-- Given problem --
Pick out the lines below that include the string "screenshot".

* * * * * * * * *

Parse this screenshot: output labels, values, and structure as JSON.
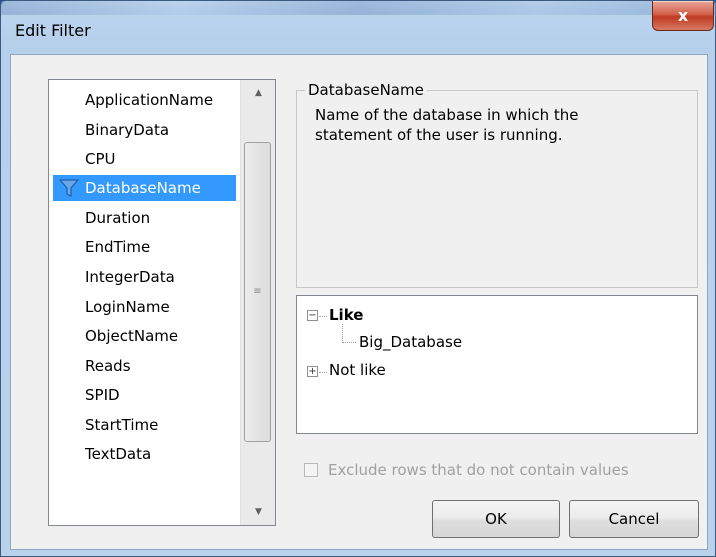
{
  "window": {
    "title": "Edit Filter",
    "close_label": "x"
  },
  "columns": {
    "items": [
      "ApplicationName",
      "BinaryData",
      "CPU",
      "DatabaseName",
      "Duration",
      "EndTime",
      "IntegerData",
      "LoginName",
      "ObjectName",
      "Reads",
      "SPID",
      "StartTime",
      "TextData"
    ],
    "selected_index": 3
  },
  "description": {
    "heading": "DatabaseName",
    "text": "Name of the database in which the statement of the user is running."
  },
  "tree": {
    "like_label": "Like",
    "like_value": "Big_Database",
    "not_like_label": "Not like"
  },
  "exclude_checkbox": {
    "label": "Exclude rows that do not contain values",
    "checked": false
  },
  "buttons": {
    "ok": "OK",
    "cancel": "Cancel"
  },
  "colors": {
    "selection": "#3399ff",
    "close_button": "#c03a22"
  }
}
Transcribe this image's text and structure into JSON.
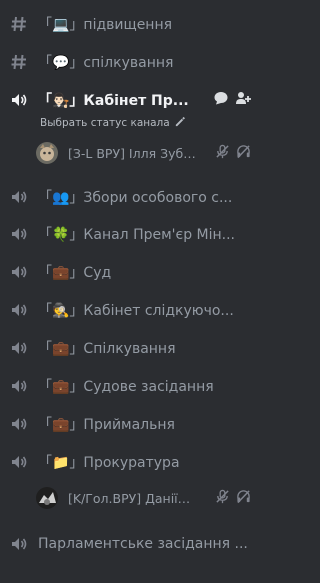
{
  "channels": [
    {
      "type": "text",
      "label": "「💻」підвищення"
    },
    {
      "type": "text",
      "label": "「💬」спілкування"
    },
    {
      "type": "voice",
      "label": "「👨🏻‍⚖️」Кабінет Пр...",
      "active": true
    },
    {
      "type": "voice",
      "label": "「👥」Збори особового с..."
    },
    {
      "type": "voice",
      "label": "「🍀」Канал Прем'єр Мін..."
    },
    {
      "type": "voice",
      "label": "「💼」Суд"
    },
    {
      "type": "voice",
      "label": "「🕵️」Кабінет слідкуючо..."
    },
    {
      "type": "voice",
      "label": "「💼」Спілкування"
    },
    {
      "type": "voice",
      "label": "「💼」Судове засідання"
    },
    {
      "type": "voice",
      "label": "「💼」Приймальня"
    },
    {
      "type": "voice",
      "label": "「📁」Прокуратура"
    },
    {
      "type": "voice",
      "label": "Парламентське засідання ..."
    }
  ],
  "status_text": "Выбрать статус канала",
  "users": [
    {
      "name": "[З-L ВРУ] Ілля Зубов"
    },
    {
      "name": "[K/Гол.ВРУ] Даніїл ..."
    }
  ]
}
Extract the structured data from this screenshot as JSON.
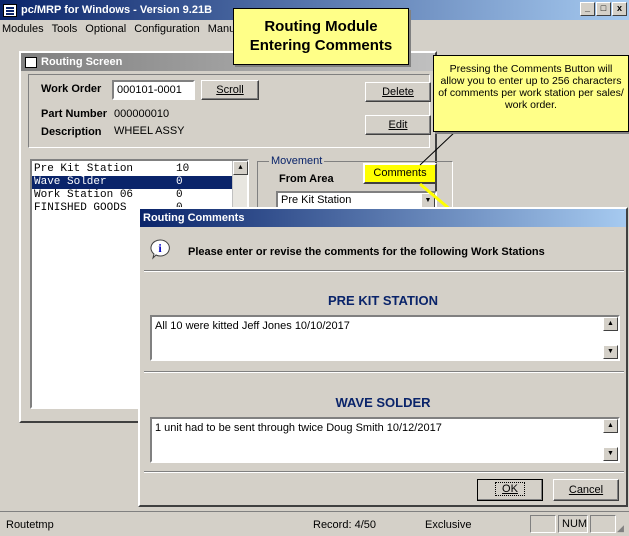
{
  "app": {
    "title": "pc/MRP for Windows - Version 9.21B",
    "window_buttons": {
      "minimize": "_",
      "maximize": "□",
      "close": "x"
    }
  },
  "menu": [
    "Modules",
    "Tools",
    "Optional",
    "Configuration",
    "Manua"
  ],
  "callout_title": {
    "line1": "Routing Module",
    "line2": "Entering Comments"
  },
  "callout_info": "Pressing the Comments Button will allow you to enter up to 256 characters of comments per work station per sales/ work order.",
  "routing": {
    "title": "Routing Screen",
    "work_order_label": "Work Order",
    "work_order_value": "000101-0001",
    "scroll_label": "Scroll",
    "part_number_label": "Part Number",
    "part_number_value": "000000010",
    "description_label": "Description",
    "description_value": "WHEEL ASSY",
    "delete_label": "Delete",
    "edit_label": "Edit",
    "stations": [
      {
        "name": "Pre Kit Station",
        "qty": "10"
      },
      {
        "name": "Wave Solder",
        "qty": "0"
      },
      {
        "name": "Work Station 06",
        "qty": "0"
      },
      {
        "name": "FINISHED GOODS",
        "qty": "0"
      }
    ],
    "movement_label": "Movement",
    "from_area_label": "From Area",
    "from_area_value": "Pre Kit Station",
    "comments_label": "Comments"
  },
  "dialog": {
    "title": "Routing Comments",
    "prompt": "Please enter or revise the comments for the following Work Stations",
    "section1_title": "PRE KIT STATION",
    "section1_comment": "All 10 were kitted  Jeff Jones 10/10/2017",
    "section2_title": "WAVE SOLDER",
    "section2_comment": "1 unit had to be sent through twice Doug Smith 10/12/2017",
    "ok_label": "OK",
    "cancel_label": "Cancel"
  },
  "status": {
    "table": "Routetmp",
    "record": "Record: 4/50",
    "mode": "Exclusive",
    "num": "NUM"
  },
  "colors": {
    "titlebar": "#0a246a",
    "callout": "#ffff88",
    "highlight": "#ffff00"
  }
}
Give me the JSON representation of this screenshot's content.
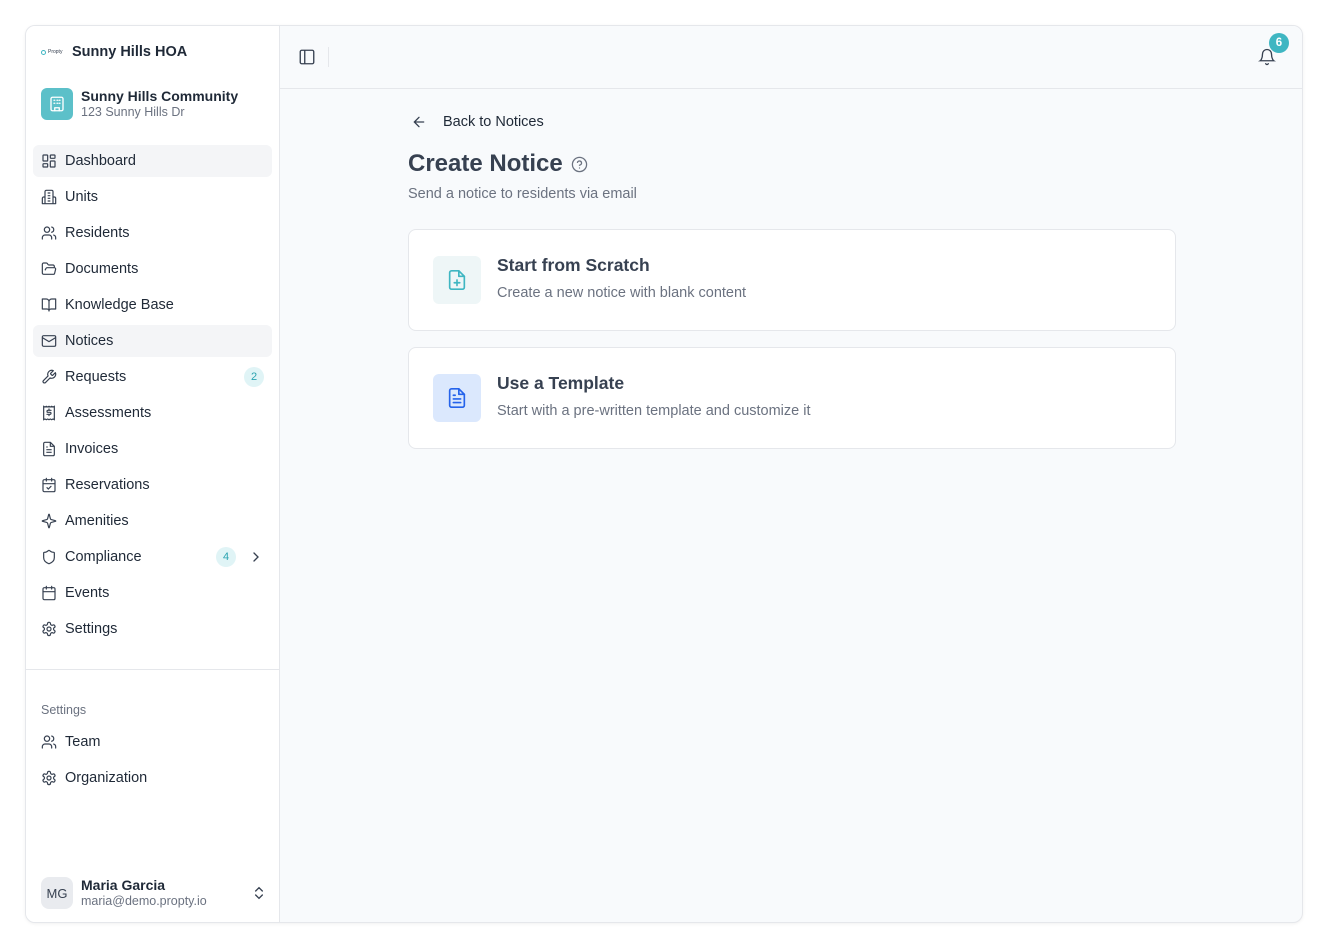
{
  "brand": {
    "logo_text": "Propty",
    "title": "Sunny Hills HOA"
  },
  "community": {
    "name": "Sunny Hills Community",
    "address": "123 Sunny Hills Dr"
  },
  "nav": [
    {
      "label": "Dashboard",
      "icon": "dashboard-icon"
    },
    {
      "label": "Units",
      "icon": "building-icon"
    },
    {
      "label": "Residents",
      "icon": "users-icon"
    },
    {
      "label": "Documents",
      "icon": "folder-icon"
    },
    {
      "label": "Knowledge Base",
      "icon": "book-icon"
    },
    {
      "label": "Notices",
      "icon": "mail-icon",
      "active": true
    },
    {
      "label": "Requests",
      "icon": "wrench-icon",
      "badge": "2"
    },
    {
      "label": "Assessments",
      "icon": "receipt-dollar-icon"
    },
    {
      "label": "Invoices",
      "icon": "file-text-icon"
    },
    {
      "label": "Reservations",
      "icon": "calendar-check-icon"
    },
    {
      "label": "Amenities",
      "icon": "sparkles-icon"
    },
    {
      "label": "Compliance",
      "icon": "shield-icon",
      "badge": "4"
    },
    {
      "label": "Events",
      "icon": "calendar-icon"
    },
    {
      "label": "Settings",
      "icon": "gear-icon"
    }
  ],
  "settings_section": {
    "label": "Settings",
    "items": [
      {
        "label": "Team",
        "icon": "users-icon"
      },
      {
        "label": "Organization",
        "icon": "gear-icon"
      }
    ]
  },
  "user": {
    "initials": "MG",
    "name": "Maria Garcia",
    "email": "maria@demo.propty.io"
  },
  "topbar": {
    "notification_count": "6"
  },
  "page": {
    "back_label": "Back to Notices",
    "title": "Create Notice",
    "subtitle": "Send a notice to residents via email"
  },
  "options": [
    {
      "title": "Start from Scratch",
      "description": "Create a new notice with blank content",
      "icon": "file-plus-icon",
      "icon_bg": "#eef6f7",
      "icon_color": "#3fb6c2"
    },
    {
      "title": "Use a Template",
      "description": "Start with a pre-written template and customize it",
      "icon": "file-text-icon",
      "icon_bg": "#dbe8fd",
      "icon_color": "#2563eb"
    }
  ],
  "colors": {
    "accent": "#3fb6c2",
    "badge_bg": "#e0f4f6",
    "template_blue": "#2563eb"
  }
}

* * * * * * * * *

-- Solved exercise --
Parse this screenshot: output labels, values, and structure as JSON.
Extract the structured data from this screenshot as JSON.
Give me the JSON representation of this screenshot's content.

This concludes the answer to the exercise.